ФРАГМЕНТ ТЕКСТА →
###

После первого обсуждения (осуждения, конечно) – мрачная растерянность писателя. "О чем они говорили? На каком языке? Это же не разбор – это разбой, бандитизм!" А Любимов делал привычное дело: тут заплатка, здесь перешить, там заглушить, и – вперед, к следующему унижению закрытого просмотра… Чистая правда звучала лишь в наших стенах, когда расширенный худсовет обсуждал "Дом на набережной". Не только комплименты и восклицательные знаки – серьезный анализ, важные размышления литераторов, ученых, поэтов, композиторов… Вдруг чей-то нервный выкрик: как, мол, страшно после этого спектакля жить! Зачем так сгущает автор черные краски! Неужели нельзя показать хоть одного героя – сплошные трусы! И вдруг Трифонов громко крикнул: "Назовите мне хоть одного героя этого времени! Хоть одно имя!" Дальше была пауза. Худсовет продолжался, но вряд ли кто забудет эту реплику Трифонова. Резкую, парирующую. Горьчайшую и прямодушную. Выстраданную и парадоксальную. Кажется, выкрикнул он ее не своим голосом – звонче, выше по тембру и гораздо грубее, чем всегда говорил.

На последнем или предпоследнем «разборе» в Управлении культуры замечательно выступил Александр Аникст. Назавтра на репетиции Юрий Валентинович пересказал нам его речь примерно так: "Аникст махнул на них рукой – что, мол, вы знаете об этой истории! Потом на меня – да, мол, детский лепет – то, что у вас в повести! Я помню и этот дом, и этих ребят, и я сам учился у вашего Ганчука. И тут он такую красивую фразу завернул! Мол, я глядел на эти окна в спектакле и видел настоящие окна и мемориальные доски на самом деле. И что если отметить по-честному всех и каждого, кто отсюда был выброшен в лагерное пекло, кто здесь жил и погиб в сталинское время, – все окна закроют эти доски с именами, дома не видно будет – одни только доски!"

В театре моей памяти мало таких дат, как 15 апреля 1980 года – перелом в роли Глебова. Я плохо репетировал, и мне крайне мешала личная ситуация.

###

ПРЕДОСТАВЛЕННЫЕ ДАННЫЕ →
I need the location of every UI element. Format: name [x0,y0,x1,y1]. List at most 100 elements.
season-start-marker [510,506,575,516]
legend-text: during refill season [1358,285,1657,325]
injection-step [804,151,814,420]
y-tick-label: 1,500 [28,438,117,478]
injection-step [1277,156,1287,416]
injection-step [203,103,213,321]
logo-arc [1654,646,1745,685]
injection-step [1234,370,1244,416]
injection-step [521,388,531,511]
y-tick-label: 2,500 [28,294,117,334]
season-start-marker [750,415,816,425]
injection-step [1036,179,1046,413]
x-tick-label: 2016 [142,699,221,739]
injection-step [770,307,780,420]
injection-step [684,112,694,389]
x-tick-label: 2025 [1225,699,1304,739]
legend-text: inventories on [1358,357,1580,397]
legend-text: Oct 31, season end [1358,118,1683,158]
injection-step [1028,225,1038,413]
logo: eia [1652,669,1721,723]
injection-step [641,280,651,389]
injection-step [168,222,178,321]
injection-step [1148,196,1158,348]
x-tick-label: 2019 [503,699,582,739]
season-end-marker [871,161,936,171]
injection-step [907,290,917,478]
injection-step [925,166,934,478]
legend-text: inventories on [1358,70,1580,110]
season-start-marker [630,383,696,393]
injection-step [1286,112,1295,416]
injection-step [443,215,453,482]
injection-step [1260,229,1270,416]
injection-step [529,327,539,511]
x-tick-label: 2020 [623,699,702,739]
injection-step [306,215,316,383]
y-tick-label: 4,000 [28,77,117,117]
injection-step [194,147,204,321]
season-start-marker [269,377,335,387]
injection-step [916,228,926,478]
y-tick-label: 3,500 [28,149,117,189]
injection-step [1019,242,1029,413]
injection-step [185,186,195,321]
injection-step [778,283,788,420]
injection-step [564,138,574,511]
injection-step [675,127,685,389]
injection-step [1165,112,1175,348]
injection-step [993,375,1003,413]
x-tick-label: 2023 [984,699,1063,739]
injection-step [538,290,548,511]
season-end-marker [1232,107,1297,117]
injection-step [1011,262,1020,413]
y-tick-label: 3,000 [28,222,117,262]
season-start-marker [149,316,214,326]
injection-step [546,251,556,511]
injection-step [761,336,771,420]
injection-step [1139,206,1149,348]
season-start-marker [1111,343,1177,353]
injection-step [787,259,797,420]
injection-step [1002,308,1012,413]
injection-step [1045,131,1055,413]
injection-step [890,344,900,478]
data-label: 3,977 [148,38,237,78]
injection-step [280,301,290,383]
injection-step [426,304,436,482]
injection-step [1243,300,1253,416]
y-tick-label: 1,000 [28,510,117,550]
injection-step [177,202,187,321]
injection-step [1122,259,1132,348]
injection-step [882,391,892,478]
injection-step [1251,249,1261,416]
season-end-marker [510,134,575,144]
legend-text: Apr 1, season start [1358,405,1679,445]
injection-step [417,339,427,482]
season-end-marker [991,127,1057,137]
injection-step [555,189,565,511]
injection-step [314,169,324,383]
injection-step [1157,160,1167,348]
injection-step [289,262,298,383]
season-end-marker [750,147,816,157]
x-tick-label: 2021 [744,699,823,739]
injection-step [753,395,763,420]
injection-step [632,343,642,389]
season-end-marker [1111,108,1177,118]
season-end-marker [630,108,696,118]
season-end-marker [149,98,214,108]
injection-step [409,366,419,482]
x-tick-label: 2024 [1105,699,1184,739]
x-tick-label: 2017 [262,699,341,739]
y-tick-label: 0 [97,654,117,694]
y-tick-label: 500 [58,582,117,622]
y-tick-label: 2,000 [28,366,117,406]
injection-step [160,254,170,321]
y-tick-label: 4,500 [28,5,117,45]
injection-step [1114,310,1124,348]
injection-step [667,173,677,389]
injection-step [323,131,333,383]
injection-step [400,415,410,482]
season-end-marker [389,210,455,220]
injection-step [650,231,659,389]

###

ПОСТАВЛЕННАЯ ЗАДАЧА A →
Перепишите дословно часть фрагмента о спектакле «Дом на набережной»: начните со слов «На последнем или» и остановитесь после слов «мешала личная ситуация.».
ПОСТАВЛЕННАЯ ЗАДАЧА B →
Изложите суть фрагмента о спектакле «Дом на набережной» в двух предложениях.
ПОСТАВЛЕННАЯ ЗАДАЧА C →
Продолжите фрагмент о спектакле «Дом на набережной», начиная сразу после его последнего предложения.
Записи никак не связаны с фрагментом о спектакле «Дом на набережной».

ОТВЕТ НА ЗАДАЧУ A →
На последнем или предпоследнем «разборе» в Управлении культуры замечательно выступил Александр Аникст. Назавтра на репетиции Юрий Валентинович пересказал нам его речь примерно так: "Аникст махнул на них рукой – что, мол, вы знаете об этой истории! Потом на меня – да, мол, детский лепет – то, что у вас в повести! Я помню и этот дом, и этих ребят, и я сам учился у вашего Ганчука. И тут он такую красивую фразу завернул! Мол, я глядел на эти окна в спектакле и видел настоящие окна и мемориальные доски на самом деле. И что если отметить по-честному всех и каждого, кто отсюда был выброшен в лагерное пекло, кто здесь жил и погиб в сталинское время, – все окна закроют эти доски с именами, дома не видно будет – одни только доски!"

В театре моей памяти мало таких дат, как 15 апреля 1980 года – перелом в роли Глебова. Я плохо репетировал, и мне крайне мешала личная ситуация.

ОТВЕТ НА ЗАДАЧУ B →
Пока писатель растерянно переживал разгромные обсуждения, а Любимов привычно переделывал спектакль, правду о «Доме на набережной» говорили только на расширенном худсовете театра, где Трифонов на упрек в отсутствии героев выкрикнул: «Назовите мне хоть одного героя этого времени!» На одном из последних разборов в Управлении культуры Александр Аникст заявил, что если отметить мемориальными досками всех, кто жил в этом доме и был выброшен в лагеря или погиб, то за досками не будет видно самого дома.

ОТВЕТ НА ЗАДАЧУ C →
…Шла тягостная драма двух разводов и одной любви. Накануне решающего «боя» на сцене – самый пик переживаний в жизни. И за час до выхода в генеральную репетицию я остро почувствовал себя одиноким, несчастным, никому на свете не нужным и т. д. Как стиснут Глебов на сцене между прошлым и настоящим, так стиснут и я – в личной жизни. Решение пришло вдруг и сразу закипело в крови – скорей бы на сцену. Решение простое и скромное: сыграть… насмерть. Кинуться в роль, как в пропасть. Забыть все заветы и поучения Любимова – с головой и в омут. Но именно так сыграть, чтоб разорвалась грудь. Сыграть и исчезнуть. Вот такое истерическое решение. Так что дата 15 апреля для меня историческая. Дома после прогона я свалился и лежал. Вскоре позвонил Юрий Петрович, который никогда своих актеров не хвалит, а тем более не звонит им… Оказалось, что я выполнил все его заветы и указания, и вообще мой Глебов на правильном пути. В переводе с любимовского языка на нормальный – высшая из похвал. После Любимова позвонил Юрий Валентинович. Еще более поразительный случай. Он сказал, что ошибался, когда отговаривал меня играть Глебова. И что сегодня произошло что-то такое, чего он от меня не ожидал. И что он еще не уверен, хорошо это или плохо, но сегодня ему стало жалко этого типа, Батона.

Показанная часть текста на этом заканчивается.